- _Data to use_

·····

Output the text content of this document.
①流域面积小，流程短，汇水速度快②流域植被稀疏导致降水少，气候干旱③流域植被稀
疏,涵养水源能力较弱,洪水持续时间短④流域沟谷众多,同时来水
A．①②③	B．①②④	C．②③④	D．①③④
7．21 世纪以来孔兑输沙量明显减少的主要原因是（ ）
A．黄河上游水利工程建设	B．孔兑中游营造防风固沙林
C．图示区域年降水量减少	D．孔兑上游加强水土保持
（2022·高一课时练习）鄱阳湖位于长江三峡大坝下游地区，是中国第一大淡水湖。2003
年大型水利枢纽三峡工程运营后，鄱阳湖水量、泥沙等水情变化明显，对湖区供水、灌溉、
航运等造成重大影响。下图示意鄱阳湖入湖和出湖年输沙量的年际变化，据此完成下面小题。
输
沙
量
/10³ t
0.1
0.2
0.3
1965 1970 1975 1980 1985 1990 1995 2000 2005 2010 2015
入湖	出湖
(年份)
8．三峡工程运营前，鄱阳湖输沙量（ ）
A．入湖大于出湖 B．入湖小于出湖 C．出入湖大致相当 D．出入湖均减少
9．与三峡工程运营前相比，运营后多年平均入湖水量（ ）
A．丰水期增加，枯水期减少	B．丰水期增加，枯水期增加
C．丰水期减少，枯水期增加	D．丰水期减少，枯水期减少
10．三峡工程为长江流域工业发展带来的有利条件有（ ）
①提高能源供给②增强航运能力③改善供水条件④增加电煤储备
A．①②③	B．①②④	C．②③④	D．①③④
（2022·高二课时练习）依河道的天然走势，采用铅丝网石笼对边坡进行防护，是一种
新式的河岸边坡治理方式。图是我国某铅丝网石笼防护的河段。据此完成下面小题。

·····

- _What the task asks_
Identify the lines of the entries containing the string "据此完成下面小题". Copy each such line.

- _Expected output_
航运等造成重大影响。下图示意鄱阳湖入湖和出湖年输沙量的年际变化，据此完成下面小题。
新式的河岸边坡治理方式。图是我国某铅丝网石笼防护的河段。据此完成下面小题。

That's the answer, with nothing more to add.